◆ Given exercise ◆
Return each line containing "rang".

◆ Records to process ◆
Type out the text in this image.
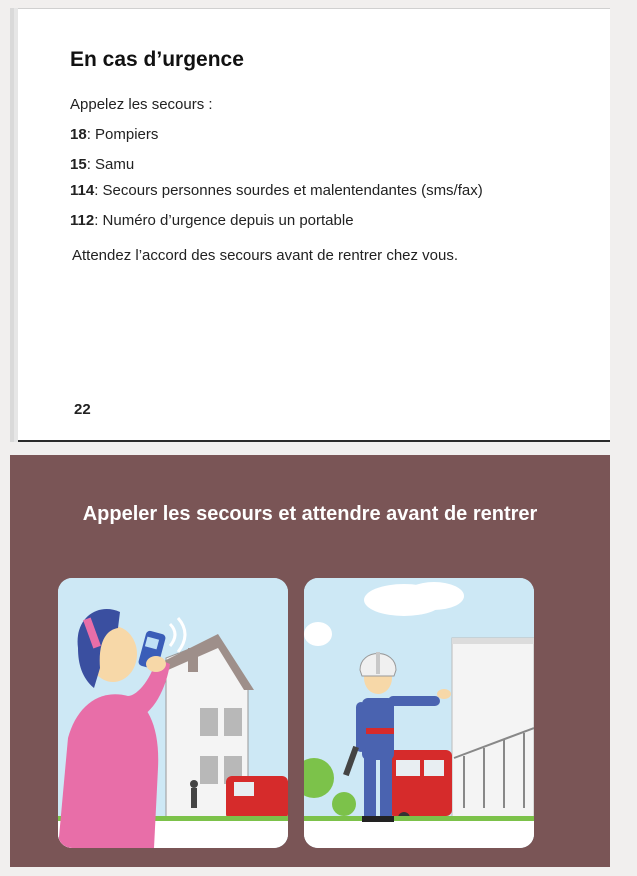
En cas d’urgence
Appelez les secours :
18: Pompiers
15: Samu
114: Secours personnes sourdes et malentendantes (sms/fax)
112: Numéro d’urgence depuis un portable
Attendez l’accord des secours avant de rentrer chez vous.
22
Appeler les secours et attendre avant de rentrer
--
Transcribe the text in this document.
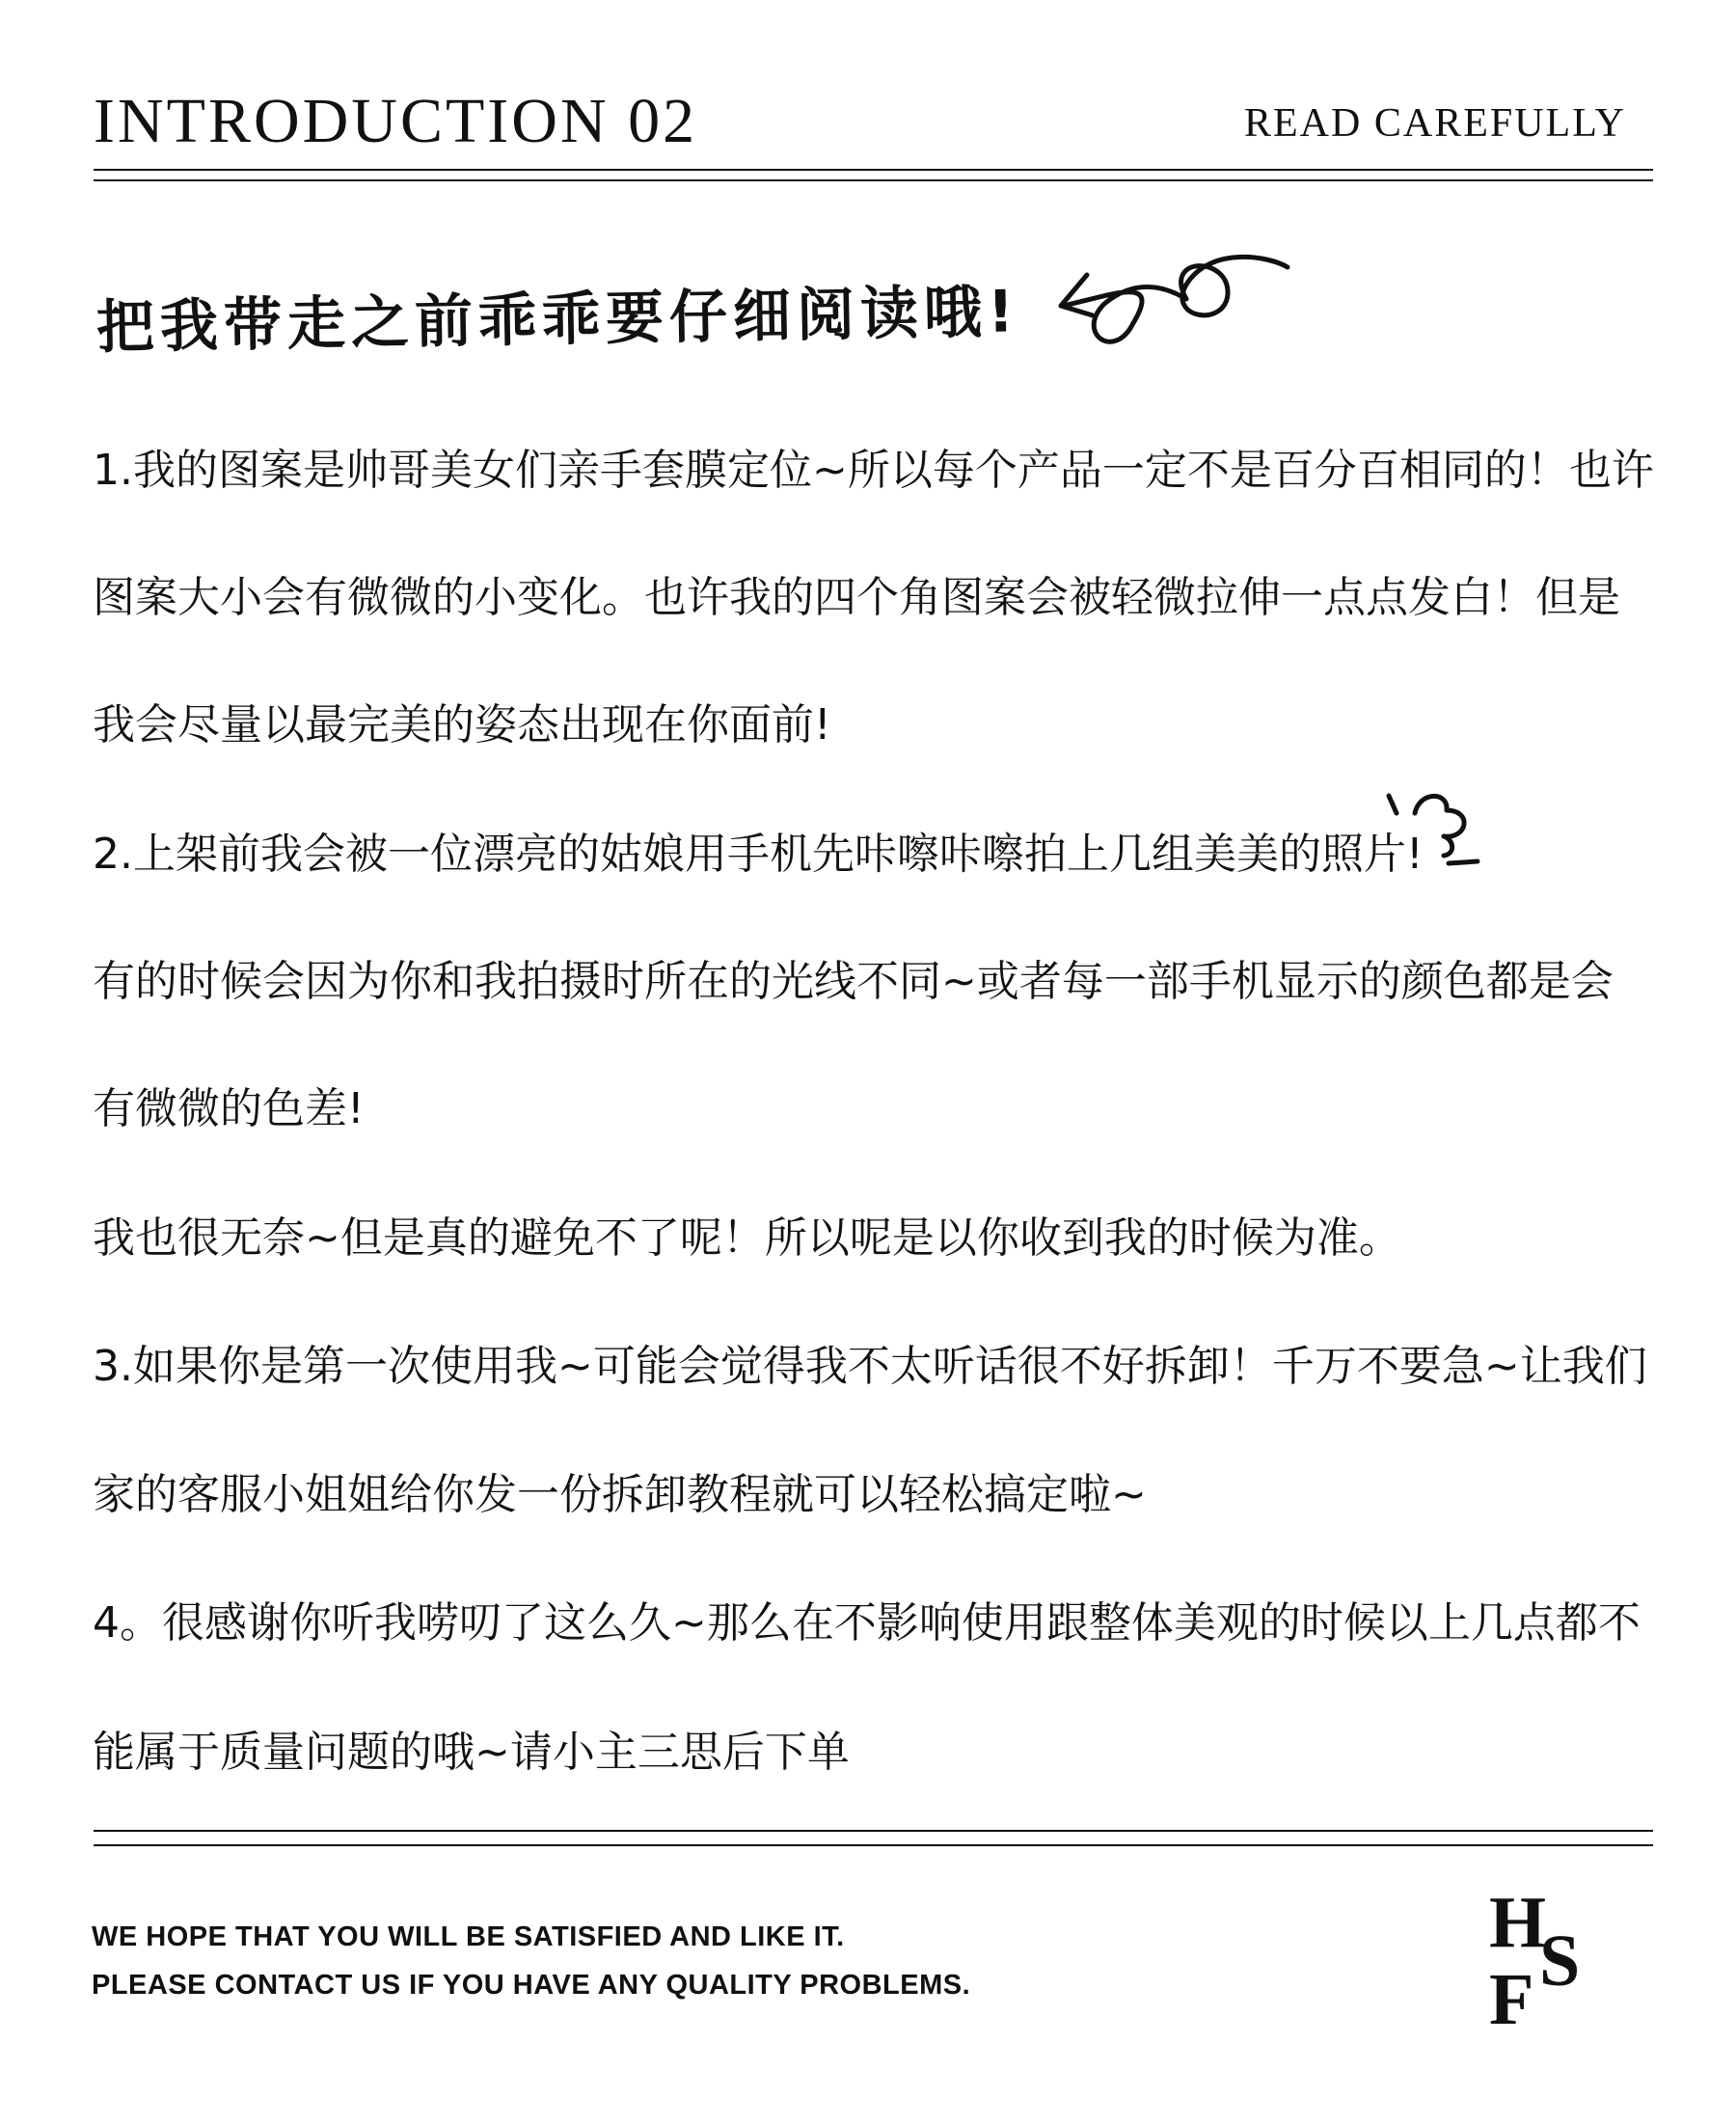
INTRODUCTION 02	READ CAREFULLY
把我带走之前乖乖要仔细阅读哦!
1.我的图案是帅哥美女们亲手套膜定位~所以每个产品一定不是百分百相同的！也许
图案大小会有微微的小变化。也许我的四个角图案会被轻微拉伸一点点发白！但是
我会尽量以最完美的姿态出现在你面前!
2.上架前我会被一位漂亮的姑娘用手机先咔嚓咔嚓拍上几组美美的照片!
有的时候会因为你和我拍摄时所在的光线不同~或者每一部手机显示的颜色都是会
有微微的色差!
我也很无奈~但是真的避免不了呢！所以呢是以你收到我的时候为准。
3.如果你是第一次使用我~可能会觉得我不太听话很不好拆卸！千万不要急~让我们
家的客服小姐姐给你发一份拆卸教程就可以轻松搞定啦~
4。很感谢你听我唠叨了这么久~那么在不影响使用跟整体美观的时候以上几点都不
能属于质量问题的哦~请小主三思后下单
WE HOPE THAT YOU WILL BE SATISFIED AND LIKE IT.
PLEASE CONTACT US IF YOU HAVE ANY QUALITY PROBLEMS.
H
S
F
==
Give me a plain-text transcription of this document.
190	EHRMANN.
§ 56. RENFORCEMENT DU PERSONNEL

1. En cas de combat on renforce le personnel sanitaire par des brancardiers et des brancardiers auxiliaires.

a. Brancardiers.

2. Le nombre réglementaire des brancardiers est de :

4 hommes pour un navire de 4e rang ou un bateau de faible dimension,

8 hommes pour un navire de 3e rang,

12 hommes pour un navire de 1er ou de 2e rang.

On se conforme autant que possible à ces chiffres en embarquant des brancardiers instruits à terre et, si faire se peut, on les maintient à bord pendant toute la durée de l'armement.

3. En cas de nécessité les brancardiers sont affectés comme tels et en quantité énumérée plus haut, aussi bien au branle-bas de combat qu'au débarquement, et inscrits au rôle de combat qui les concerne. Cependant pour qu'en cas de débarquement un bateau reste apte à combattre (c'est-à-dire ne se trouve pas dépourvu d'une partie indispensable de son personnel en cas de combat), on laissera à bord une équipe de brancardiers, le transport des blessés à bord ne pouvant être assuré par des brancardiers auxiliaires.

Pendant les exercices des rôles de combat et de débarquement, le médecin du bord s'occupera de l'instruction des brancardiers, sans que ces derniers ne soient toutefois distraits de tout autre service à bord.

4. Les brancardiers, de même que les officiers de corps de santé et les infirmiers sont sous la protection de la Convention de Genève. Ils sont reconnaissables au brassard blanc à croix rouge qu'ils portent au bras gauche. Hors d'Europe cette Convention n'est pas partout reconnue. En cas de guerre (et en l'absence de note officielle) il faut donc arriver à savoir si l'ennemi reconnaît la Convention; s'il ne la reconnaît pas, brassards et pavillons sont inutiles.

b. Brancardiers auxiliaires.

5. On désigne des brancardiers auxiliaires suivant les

◆ Problem solution ◆
4 hommes pour un navire de 4e rang ou un bateau de faible dimension,
8 hommes pour un navire de 3e rang,
12 hommes pour un navire de 1er ou de 2e rang.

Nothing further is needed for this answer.